Exercise description:
Your copy should begin at the line containing "Enumerate this screenshot's" and end at the last line of the records; transcribe those lines exactly and leave out every picture.

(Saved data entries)
▬▬▬

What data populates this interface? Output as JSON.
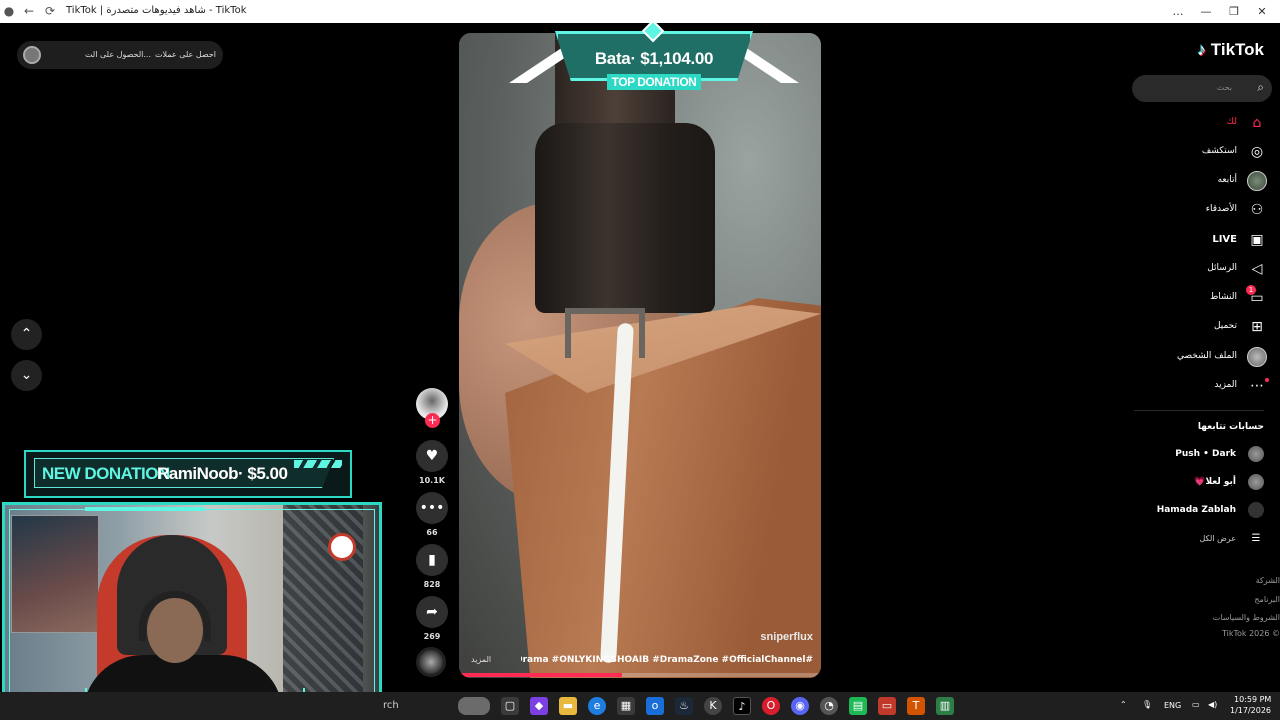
{
  "window": {
    "title": "TikTok | شاهد فيديوهات متصدرة - TikTok",
    "controls": [
      "…",
      "—",
      "❐",
      "✕"
    ]
  },
  "top_left": {
    "get_coins": "احصل على عملات",
    "get_app": "الحصول على الت..."
  },
  "donation_banner": {
    "label": "NEW DONATION",
    "donor": "RamiNoob· $5.00"
  },
  "top_donation": {
    "amount": "Bata· $1,104.00",
    "tag": "TOP DONATION"
  },
  "video": {
    "watermark": "sniperflux",
    "hashtags": "#PakistaniDrama #ONLYKINGSHOAIB #DramaZone #OfficialChannel...",
    "more": "المزيد",
    "progress": 0.45
  },
  "actions": {
    "likes": "10.1K",
    "comments": "66",
    "saves": "828",
    "shares": "269"
  },
  "sidebar": {
    "logo": "TikTok",
    "search_placeholder": "بحث",
    "nav": [
      {
        "label": "لك",
        "icon": "home-icon"
      },
      {
        "label": "استكشف",
        "icon": "compass-icon"
      },
      {
        "label": "أتابعه",
        "icon": "avatar"
      },
      {
        "label": "الأصدقاء",
        "icon": "friends-icon"
      },
      {
        "label": "LIVE",
        "icon": "live-icon"
      },
      {
        "label": "الرسائل",
        "icon": "messages-icon"
      },
      {
        "label": "النشاط",
        "icon": "activity-icon",
        "badge": "1"
      },
      {
        "label": "تحميل",
        "icon": "upload-icon"
      },
      {
        "label": "الملف الشخصي",
        "icon": "profile-icon"
      },
      {
        "label": "المزيد",
        "icon": "more-icon"
      }
    ],
    "following_title": "حسابات تتابعها",
    "following": [
      {
        "name": "Push • Dark"
      },
      {
        "name": "أبو لعلا💗"
      },
      {
        "name": "Hamada Zablah"
      }
    ],
    "see_all": "عرض الكل",
    "footer": [
      "الشركة",
      "البرنامج",
      "الشروط والسياسات",
      "© 2026 TikTok"
    ]
  },
  "taskbar": {
    "search_text": "rch",
    "lang": "ENG",
    "time": "10:59 PM",
    "date": "1/17/2026"
  },
  "colors": {
    "accent": "#fe2c55",
    "overlay_teal": "#5ef5e3"
  }
}
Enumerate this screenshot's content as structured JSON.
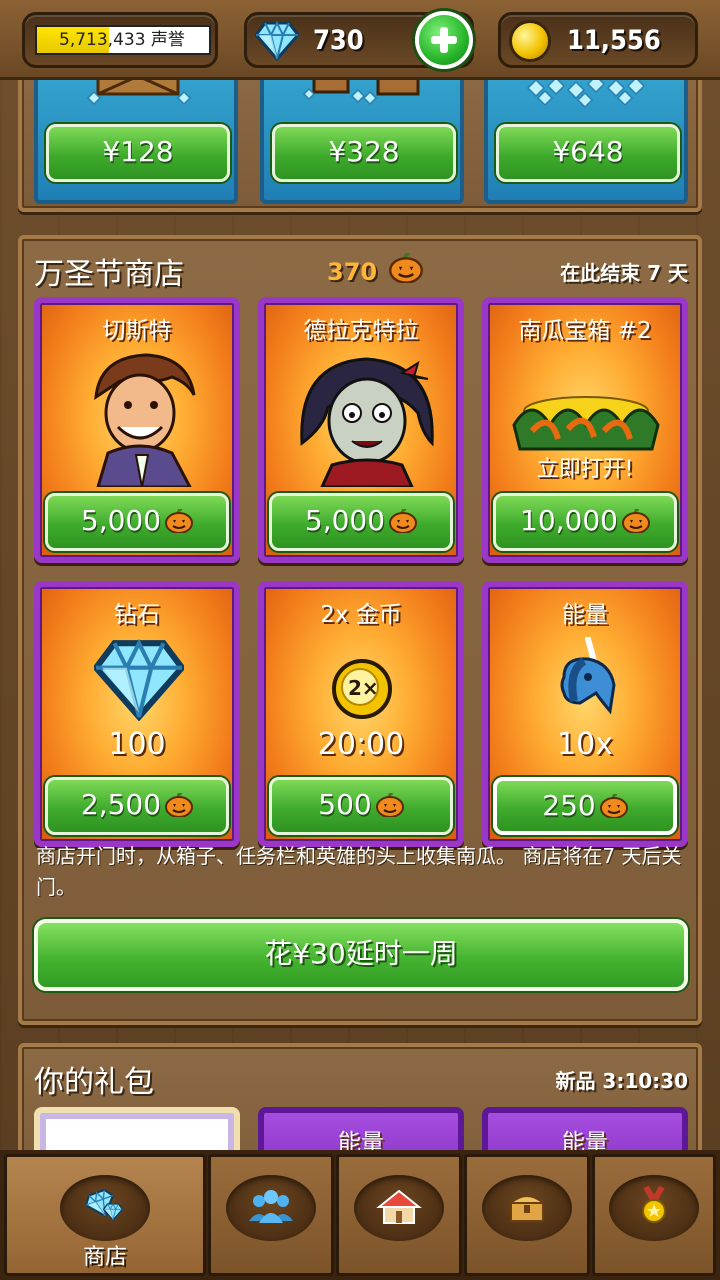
{
  "top_bar": {
    "fame": {
      "text": "5,713,433 声誉",
      "progress": 0.42
    },
    "gems": {
      "value": "730",
      "icon": "diamond-icon"
    },
    "coins": {
      "value": "11,556",
      "icon": "gold-coin-icon"
    },
    "add_button_icon": "plus-icon"
  },
  "diamond_packs": [
    {
      "price": "¥128"
    },
    {
      "price": "¥328"
    },
    {
      "price": "¥648"
    }
  ],
  "halloween_shop": {
    "title": "万圣节商店",
    "pumpkin_balance": "370",
    "ends_text": "在此结束 7 天",
    "items": [
      {
        "title": "切斯特",
        "value": "",
        "price": "5,000",
        "art": "hero-chester"
      },
      {
        "title": "德拉克特拉",
        "value": "",
        "price": "5,000",
        "art": "hero-vampire"
      },
      {
        "title": "南瓜宝箱 #2",
        "value": "立即打开!",
        "price": "10,000",
        "art": "pumpkin-chest"
      },
      {
        "title": "钻石",
        "value": "100",
        "price": "2,500",
        "art": "diamond"
      },
      {
        "title": "2x 金币",
        "value": "20:00",
        "price": "500",
        "art": "2x-coin"
      },
      {
        "title": "能量",
        "value": "10x",
        "price": "250",
        "art": "unicorn-energy"
      }
    ],
    "description": "商店开门时，从箱子、任务栏和英雄的头上收集南瓜。 商店将在7 天后关门。",
    "extend_button": "花¥30延时一周"
  },
  "bundles": {
    "title": "你的礼包",
    "new_text": "新品 3:10:30",
    "cards": [
      {
        "title": ""
      },
      {
        "title": "能量"
      },
      {
        "title": "能量"
      }
    ]
  },
  "bottom_nav": [
    {
      "label": "商店",
      "icon": "diamonds-icon",
      "active": true
    },
    {
      "label": "",
      "icon": "heroes-icon",
      "active": false
    },
    {
      "label": "",
      "icon": "town-icon",
      "active": false
    },
    {
      "label": "",
      "icon": "treasure-chest-icon",
      "active": false
    },
    {
      "label": "",
      "icon": "achievement-medal-icon",
      "active": false
    }
  ],
  "colors": {
    "wood": "#7d5c39",
    "card_border": "#9b37c7",
    "button_green": "#45b430",
    "pumpkin_orange": "#f27c1a",
    "diamond_blue": "#35a5cf"
  }
}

▬▬▬

Full answer:
Enumerate this screenshot's content as structured JSON.
{
  "top_bar": {
    "fame": {
      "text": "5,713,433 声誉",
      "progress": 0.42
    },
    "gems": {
      "value": "730",
      "icon": "diamond-icon"
    },
    "coins": {
      "value": "11,556",
      "icon": "gold-coin-icon"
    },
    "add_button_icon": "plus-icon"
  },
  "diamond_packs": [
    {
      "price": "¥128"
    },
    {
      "price": "¥328"
    },
    {
      "price": "¥648"
    }
  ],
  "halloween_shop": {
    "title": "万圣节商店",
    "pumpkin_balance": "370",
    "ends_text": "在此结束 7 天",
    "items": [
      {
        "title": "切斯特",
        "value": "",
        "price": "5,000",
        "art": "hero-chester"
      },
      {
        "title": "德拉克特拉",
        "value": "",
        "price": "5,000",
        "art": "hero-vampire"
      },
      {
        "title": "南瓜宝箱 #2",
        "value": "立即打开!",
        "price": "10,000",
        "art": "pumpkin-chest"
      },
      {
        "title": "钻石",
        "value": "100",
        "price": "2,500",
        "art": "diamond"
      },
      {
        "title": "2x 金币",
        "value": "20:00",
        "price": "500",
        "art": "2x-coin"
      },
      {
        "title": "能量",
        "value": "10x",
        "price": "250",
        "art": "unicorn-energy"
      }
    ],
    "description": "商店开门时，从箱子、任务栏和英雄的头上收集南瓜。 商店将在7 天后关门。",
    "extend_button": "花¥30延时一周"
  },
  "bundles": {
    "title": "你的礼包",
    "new_text": "新品 3:10:30",
    "cards": [
      {
        "title": ""
      },
      {
        "title": "能量"
      },
      {
        "title": "能量"
      }
    ]
  },
  "bottom_nav": [
    {
      "label": "商店",
      "icon": "diamonds-icon",
      "active": true
    },
    {
      "label": "",
      "icon": "heroes-icon",
      "active": false
    },
    {
      "label": "",
      "icon": "town-icon",
      "active": false
    },
    {
      "label": "",
      "icon": "treasure-chest-icon",
      "active": false
    },
    {
      "label": "",
      "icon": "achievement-medal-icon",
      "active": false
    }
  ],
  "colors": {
    "wood": "#7d5c39",
    "card_border": "#9b37c7",
    "button_green": "#45b430",
    "pumpkin_orange": "#f27c1a",
    "diamond_blue": "#35a5cf"
  }
}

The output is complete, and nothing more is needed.